## [Given task]
Which lines contain the word "JSON"? Return each of them as written.

Records about charts and figures:
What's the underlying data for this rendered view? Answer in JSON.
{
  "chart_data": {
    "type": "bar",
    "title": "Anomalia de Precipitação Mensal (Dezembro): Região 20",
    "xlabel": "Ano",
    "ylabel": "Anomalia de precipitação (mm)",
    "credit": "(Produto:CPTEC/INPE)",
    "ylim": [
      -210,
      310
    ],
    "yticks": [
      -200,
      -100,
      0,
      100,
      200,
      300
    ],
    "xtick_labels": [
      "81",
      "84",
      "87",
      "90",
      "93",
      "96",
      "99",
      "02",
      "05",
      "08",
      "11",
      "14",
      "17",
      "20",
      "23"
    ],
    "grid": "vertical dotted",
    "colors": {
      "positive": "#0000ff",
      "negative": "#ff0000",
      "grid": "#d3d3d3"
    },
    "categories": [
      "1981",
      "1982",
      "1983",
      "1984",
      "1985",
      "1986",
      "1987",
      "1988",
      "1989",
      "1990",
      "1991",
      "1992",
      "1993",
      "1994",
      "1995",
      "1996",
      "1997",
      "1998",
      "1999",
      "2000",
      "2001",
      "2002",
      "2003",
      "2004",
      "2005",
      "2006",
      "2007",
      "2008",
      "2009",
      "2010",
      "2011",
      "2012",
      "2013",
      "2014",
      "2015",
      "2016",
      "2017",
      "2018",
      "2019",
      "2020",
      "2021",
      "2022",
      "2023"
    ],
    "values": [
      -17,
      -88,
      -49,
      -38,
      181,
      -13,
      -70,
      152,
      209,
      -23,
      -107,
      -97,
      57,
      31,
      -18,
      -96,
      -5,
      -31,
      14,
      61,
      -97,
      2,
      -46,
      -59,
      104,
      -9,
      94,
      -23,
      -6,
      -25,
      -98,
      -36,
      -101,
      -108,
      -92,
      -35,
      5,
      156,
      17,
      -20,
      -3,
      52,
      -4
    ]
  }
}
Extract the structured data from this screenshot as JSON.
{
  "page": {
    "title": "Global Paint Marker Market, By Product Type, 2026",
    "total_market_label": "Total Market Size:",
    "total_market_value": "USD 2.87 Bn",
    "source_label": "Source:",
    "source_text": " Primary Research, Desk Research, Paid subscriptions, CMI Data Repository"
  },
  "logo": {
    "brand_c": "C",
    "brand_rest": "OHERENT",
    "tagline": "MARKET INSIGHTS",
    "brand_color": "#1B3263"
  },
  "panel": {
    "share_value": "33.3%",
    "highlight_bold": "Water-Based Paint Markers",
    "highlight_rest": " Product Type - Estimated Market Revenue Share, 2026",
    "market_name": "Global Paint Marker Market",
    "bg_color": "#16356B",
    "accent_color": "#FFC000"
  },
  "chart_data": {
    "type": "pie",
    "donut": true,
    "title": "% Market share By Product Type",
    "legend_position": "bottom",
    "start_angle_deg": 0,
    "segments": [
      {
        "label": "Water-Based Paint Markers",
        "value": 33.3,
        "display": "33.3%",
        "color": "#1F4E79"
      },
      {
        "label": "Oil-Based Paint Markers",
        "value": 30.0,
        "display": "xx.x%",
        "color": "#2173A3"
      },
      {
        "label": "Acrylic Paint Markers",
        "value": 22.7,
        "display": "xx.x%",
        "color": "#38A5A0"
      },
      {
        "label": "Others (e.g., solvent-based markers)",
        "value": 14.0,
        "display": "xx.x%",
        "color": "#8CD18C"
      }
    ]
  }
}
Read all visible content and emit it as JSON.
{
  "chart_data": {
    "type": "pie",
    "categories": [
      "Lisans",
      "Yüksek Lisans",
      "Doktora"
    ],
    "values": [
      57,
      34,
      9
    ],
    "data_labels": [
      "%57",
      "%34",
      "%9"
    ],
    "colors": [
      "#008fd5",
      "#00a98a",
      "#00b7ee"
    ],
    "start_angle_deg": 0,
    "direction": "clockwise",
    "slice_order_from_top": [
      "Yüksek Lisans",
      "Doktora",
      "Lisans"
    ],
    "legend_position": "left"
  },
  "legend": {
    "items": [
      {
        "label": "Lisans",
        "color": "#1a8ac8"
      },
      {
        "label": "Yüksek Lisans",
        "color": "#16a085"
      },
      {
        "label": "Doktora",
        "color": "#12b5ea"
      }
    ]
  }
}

## [Task response]
What's the underlying data for this rendered view? Answer in JSON.
Extract the structured data from this screenshot as JSON.
Read all visible content and emit it as JSON.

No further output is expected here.